- **Directions for this task**
Each entry below should be written out exactly as it is, with no pictures.

----------

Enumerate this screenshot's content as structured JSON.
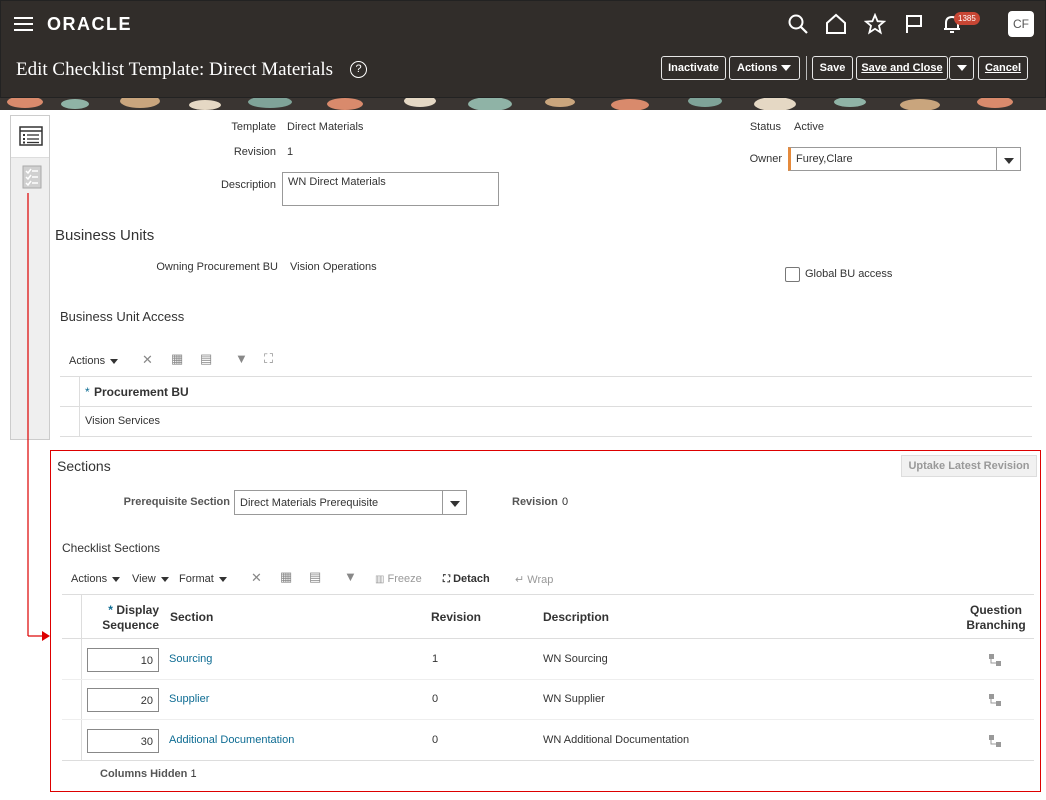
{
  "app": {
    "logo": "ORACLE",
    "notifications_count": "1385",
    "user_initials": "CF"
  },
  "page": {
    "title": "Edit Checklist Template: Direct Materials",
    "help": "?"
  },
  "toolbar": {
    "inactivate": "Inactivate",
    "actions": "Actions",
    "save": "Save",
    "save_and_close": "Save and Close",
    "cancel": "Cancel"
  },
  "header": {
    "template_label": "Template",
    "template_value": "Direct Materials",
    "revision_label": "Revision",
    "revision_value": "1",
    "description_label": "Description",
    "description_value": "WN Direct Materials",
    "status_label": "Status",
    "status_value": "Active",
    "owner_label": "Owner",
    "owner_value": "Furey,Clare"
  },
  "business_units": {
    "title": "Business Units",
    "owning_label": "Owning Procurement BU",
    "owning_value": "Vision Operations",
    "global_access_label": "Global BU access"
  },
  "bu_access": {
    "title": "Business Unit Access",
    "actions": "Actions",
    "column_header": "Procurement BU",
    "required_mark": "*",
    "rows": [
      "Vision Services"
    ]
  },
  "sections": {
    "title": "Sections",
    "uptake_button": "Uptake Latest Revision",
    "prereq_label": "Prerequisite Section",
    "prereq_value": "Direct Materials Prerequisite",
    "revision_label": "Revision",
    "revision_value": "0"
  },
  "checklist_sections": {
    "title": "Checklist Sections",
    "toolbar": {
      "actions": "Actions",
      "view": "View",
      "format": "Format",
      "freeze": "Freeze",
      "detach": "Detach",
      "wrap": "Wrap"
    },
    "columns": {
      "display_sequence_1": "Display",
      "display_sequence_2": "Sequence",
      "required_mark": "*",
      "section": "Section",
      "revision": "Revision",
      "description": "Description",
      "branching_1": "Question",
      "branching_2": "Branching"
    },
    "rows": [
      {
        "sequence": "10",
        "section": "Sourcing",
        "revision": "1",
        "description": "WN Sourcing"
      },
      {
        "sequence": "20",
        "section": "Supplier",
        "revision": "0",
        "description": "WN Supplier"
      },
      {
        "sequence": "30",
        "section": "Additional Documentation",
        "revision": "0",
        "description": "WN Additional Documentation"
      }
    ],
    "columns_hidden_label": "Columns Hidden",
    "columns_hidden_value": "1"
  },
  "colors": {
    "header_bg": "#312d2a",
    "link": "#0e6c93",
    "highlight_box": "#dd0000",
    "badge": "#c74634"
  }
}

----------

- **Complete answer**
Enumerate this screenshot's content as structured JSON.
{
  "app": {
    "logo": "ORACLE",
    "notifications_count": "1385",
    "user_initials": "CF"
  },
  "page": {
    "title": "Edit Checklist Template: Direct Materials",
    "help": "?"
  },
  "toolbar": {
    "inactivate": "Inactivate",
    "actions": "Actions",
    "save": "Save",
    "save_and_close": "Save and Close",
    "cancel": "Cancel"
  },
  "header": {
    "template_label": "Template",
    "template_value": "Direct Materials",
    "revision_label": "Revision",
    "revision_value": "1",
    "description_label": "Description",
    "description_value": "WN Direct Materials",
    "status_label": "Status",
    "status_value": "Active",
    "owner_label": "Owner",
    "owner_value": "Furey,Clare"
  },
  "business_units": {
    "title": "Business Units",
    "owning_label": "Owning Procurement BU",
    "owning_value": "Vision Operations",
    "global_access_label": "Global BU access"
  },
  "bu_access": {
    "title": "Business Unit Access",
    "actions": "Actions",
    "column_header": "Procurement BU",
    "required_mark": "*",
    "rows": [
      "Vision Services"
    ]
  },
  "sections": {
    "title": "Sections",
    "uptake_button": "Uptake Latest Revision",
    "prereq_label": "Prerequisite Section",
    "prereq_value": "Direct Materials Prerequisite",
    "revision_label": "Revision",
    "revision_value": "0"
  },
  "checklist_sections": {
    "title": "Checklist Sections",
    "toolbar": {
      "actions": "Actions",
      "view": "View",
      "format": "Format",
      "freeze": "Freeze",
      "detach": "Detach",
      "wrap": "Wrap"
    },
    "columns": {
      "display_sequence_1": "Display",
      "display_sequence_2": "Sequence",
      "required_mark": "*",
      "section": "Section",
      "revision": "Revision",
      "description": "Description",
      "branching_1": "Question",
      "branching_2": "Branching"
    },
    "rows": [
      {
        "sequence": "10",
        "section": "Sourcing",
        "revision": "1",
        "description": "WN Sourcing"
      },
      {
        "sequence": "20",
        "section": "Supplier",
        "revision": "0",
        "description": "WN Supplier"
      },
      {
        "sequence": "30",
        "section": "Additional Documentation",
        "revision": "0",
        "description": "WN Additional Documentation"
      }
    ],
    "columns_hidden_label": "Columns Hidden",
    "columns_hidden_value": "1"
  },
  "colors": {
    "header_bg": "#312d2a",
    "link": "#0e6c93",
    "highlight_box": "#dd0000",
    "badge": "#c74634"
  }
}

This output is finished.